** TASK INSTRUCTIONS **
Go through the listing and set it down exactly, leaving out its pictures.

** start of MATERIAL SHOWN **

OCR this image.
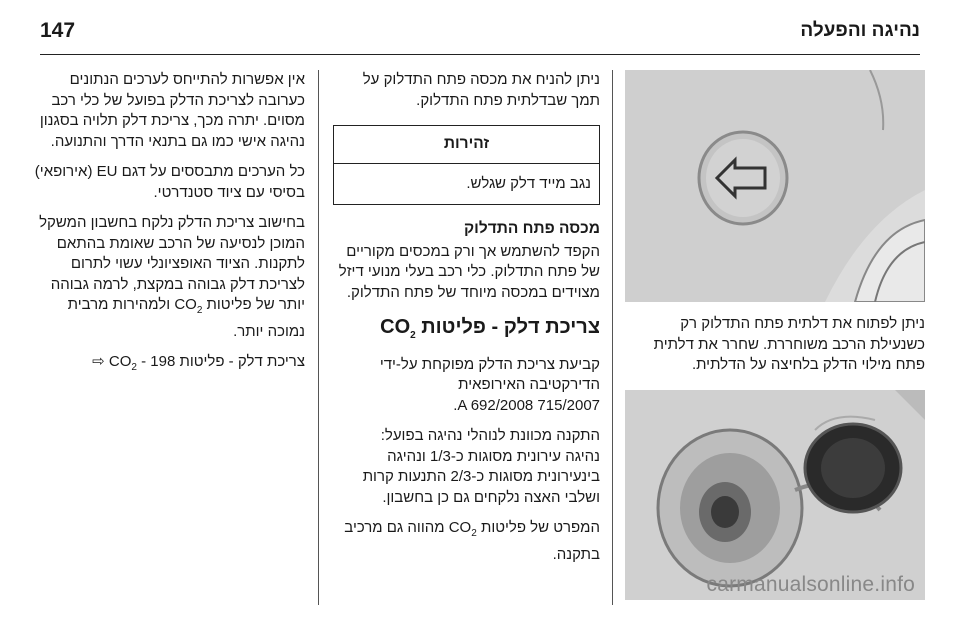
147	נהיגה והפעלה

ניתן לפתוח את דלתית פתח התדלוק רק כשנעילת הרכב משוחררת. שחרר את דלתית פתח מילוי הדלק בלחיצה על הדלתית.

carmanualsonline.info

ניתן להניח את מכסה פתח התדלוק על תמך שבדלתית פתח התדלוק.

זהירות
נגב מייד דלק שגלש.
מכסה פתח התדלוק

הקפד להשתמש אך ורק במכסים מקוריים של פתח התדלוק. כלי רכב בעלי מנועי דיזל מצוידים במכסה מיוחד של פתח התדלוק.

צריכת דלק - פליטות $CO_2$

קביעת צריכת הדלק מפוקחת על-ידי הדירקטיבה האירופאית
A 692/2008 715/2007.

התקנה מכוונת לנוהלי נהיגה בפועל:
נהיגה עירונית מסוגות כ-1/3 ונהיגה
בינעירונית מסוגות כ-2/3 התנעות קרות
ושלבי האצה נלקחים גם כן בחשבון.

המפרט של פליטות $CO_2$ מהווה גם מרכיב בתקנה.

אין אפשרות להתייחס לערכים הנתונים כערובה לצריכת הדלק בפועל של כלי רכב מסוים. יתרה מכך, צריכת דלק תלויה בסגנון נהיגה אישי כמו גם בתנאי הדרך והתנועה.

כל הערכים מתבססים על דגם EU (אירופאי) בסיסי עם ציוד סטנדרטי.

בחישוב צריכת הדלק נלקח בחשבון המשקל המוכן לנסיעה של הרכב שאומת בהתאם לתקנות. הציוד האופציונלי עשוי לתרום לצריכת דלק גבוהה במקצת, לרמה גבוהה יותר של פליטות $CO_2$ ולמהירות מרבית נמוכה יותר.

צריכת דלק - פליטות $CO_2 - 198$ ⇨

** end of MATERIAL SHOWN **

** OUTPUT FOR THIS TASK **
OCR this image.
147	נהיגה והפעלה

ניתן לפתוח את דלתית פתח התדלוק רק כשנעילת הרכב משוחררת. שחרר את דלתית פתח מילוי הדלק בלחיצה על הדלתית.

carmanualsonline.info

ניתן להניח את מכסה פתח התדלוק על תמך שבדלתית פתח התדלוק.

זהירות
נגב מייד דלק שגלש.
מכסה פתח התדלוק

הקפד להשתמש אך ורק במכסים מקוריים של פתח התדלוק. כלי רכב בעלי מנועי דיזל מצוידים במכסה מיוחד של פתח התדלוק.

צריכת דלק - פליטות $CO_2$

קביעת צריכת הדלק מפוקחת על-ידי הדירקטיבה האירופאית
A 692/2008 715/2007.

התקנה מכוונת לנוהלי נהיגה בפועל:
נהיגה עירונית מסוגות כ-1/3 ונהיגה
בינעירונית מסוגות כ-2/3 התנעות קרות
ושלבי האצה נלקחים גם כן בחשבון.

המפרט של פליטות $CO_2$ מהווה גם מרכיב בתקנה.

אין אפשרות להתייחס לערכים הנתונים כערובה לצריכת הדלק בפועל של כלי רכב מסוים. יתרה מכך, צריכת דלק תלויה בסגנון נהיגה אישי כמו גם בתנאי הדרך והתנועה.

כל הערכים מתבססים על דגם EU (אירופאי) בסיסי עם ציוד סטנדרטי.

בחישוב צריכת הדלק נלקח בחשבון המשקל המוכן לנסיעה של הרכב שאומת בהתאם לתקנות. הציוד האופציונלי עשוי לתרום לצריכת דלק גבוהה במקצת, לרמה גבוהה יותר של פליטות $CO_2$ ולמהירות מרבית נמוכה יותר.

צריכת דלק - פליטות $CO_2 - 198$ ⇨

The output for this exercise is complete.